# Problem details:
Exclude the pictures, then copy all remaining records exactly.

# Records for the task:
## START
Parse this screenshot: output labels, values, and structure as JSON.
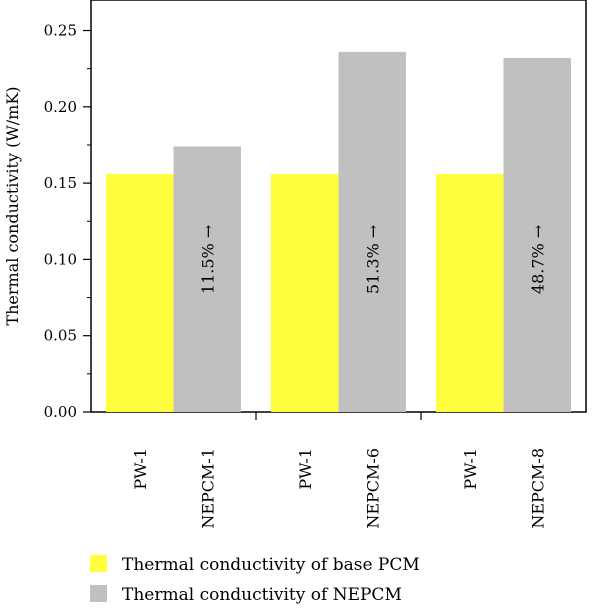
{
  "chart_data": {
    "type": "bar",
    "ylabel": "Thermal conductivity (W/mK)",
    "xlabel": "",
    "ylim": [
      0,
      0.27
    ],
    "yticks": [
      "0.00",
      "0.05",
      "0.10",
      "0.15",
      "0.20",
      "0.25"
    ],
    "ytick_values": [
      0,
      0.05,
      0.1,
      0.15,
      0.2,
      0.25
    ],
    "groups": [
      {
        "categories": [
          "PW-1",
          "NEPCM-1"
        ],
        "values": [
          0.156,
          0.174
        ],
        "annotation": "11.5% →"
      },
      {
        "categories": [
          "PW-1",
          "NEPCM-6"
        ],
        "values": [
          0.156,
          0.236
        ],
        "annotation": "51.3% →"
      },
      {
        "categories": [
          "PW-1",
          "NEPCM-8"
        ],
        "values": [
          0.156,
          0.232
        ],
        "annotation": "48.7% →"
      }
    ],
    "series": [
      {
        "name": "Thermal conductivity of base PCM",
        "color": "#ffff40"
      },
      {
        "name": "Thermal conductivity of NEPCM",
        "color": "#c0c0c0"
      }
    ],
    "legend": "bottom-left",
    "grid": false
  }
}
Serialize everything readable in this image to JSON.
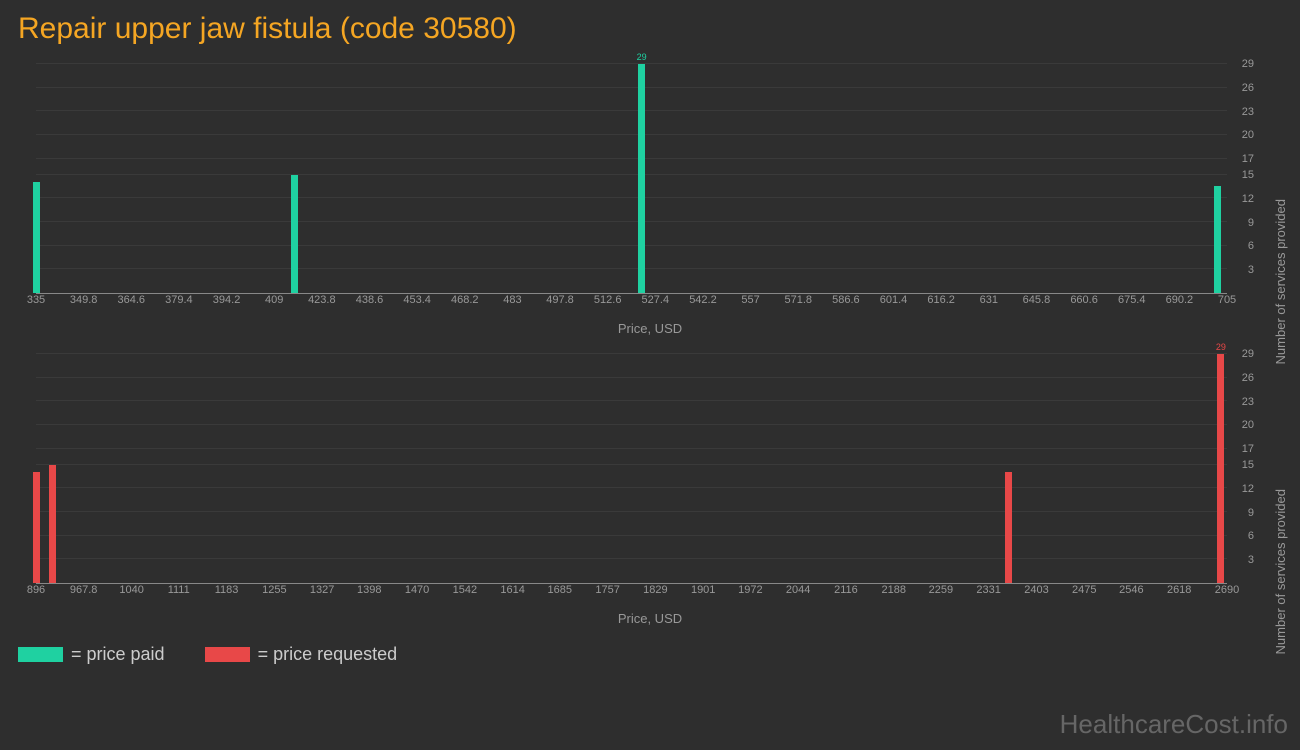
## END
# In response:
Parse this screenshot: output labels, values, and structure as JSON.
{
  "chart_data": {
    "type": "bar",
    "ylabel": "Thermal conductivity (W/mK)",
    "xlabel": "",
    "ylim": [
      0,
      0.27
    ],
    "yticks": [
      "0.00",
      "0.05",
      "0.10",
      "0.15",
      "0.20",
      "0.25"
    ],
    "ytick_values": [
      0,
      0.05,
      0.1,
      0.15,
      0.2,
      0.25
    ],
    "groups": [
      {
        "categories": [
          "PW-1",
          "NEPCM-1"
        ],
        "values": [
          0.156,
          0.174
        ],
        "annotation": "11.5% →"
      },
      {
        "categories": [
          "PW-1",
          "NEPCM-6"
        ],
        "values": [
          0.156,
          0.236
        ],
        "annotation": "51.3% →"
      },
      {
        "categories": [
          "PW-1",
          "NEPCM-8"
        ],
        "values": [
          0.156,
          0.232
        ],
        "annotation": "48.7% →"
      }
    ],
    "series": [
      {
        "name": "Thermal conductivity of base PCM",
        "color": "#ffff40"
      },
      {
        "name": "Thermal conductivity of NEPCM",
        "color": "#c0c0c0"
      }
    ],
    "legend": "bottom-left",
    "grid": false
  }
}
Serialize everything readable in this image to JSON.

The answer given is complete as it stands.